[Data extracted from a collection]
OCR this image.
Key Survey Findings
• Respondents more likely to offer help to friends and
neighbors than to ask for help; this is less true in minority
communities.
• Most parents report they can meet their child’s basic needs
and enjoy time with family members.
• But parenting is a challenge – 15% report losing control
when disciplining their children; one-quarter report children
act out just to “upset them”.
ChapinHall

Stated task:
Return the listing above in its exact form.

Task solution:
OCR this image.
Key Survey Findings
• Respondents more likely to offer help to friends and
neighbors than to ask for help; this is less true in minority
communities.
• Most parents report they can meet their child’s basic needs
and enjoy time with family members.
• But parenting is a challenge – 15% report losing control
when disciplining their children; one-quarter report children
act out just to “upset them”.
ChapinHall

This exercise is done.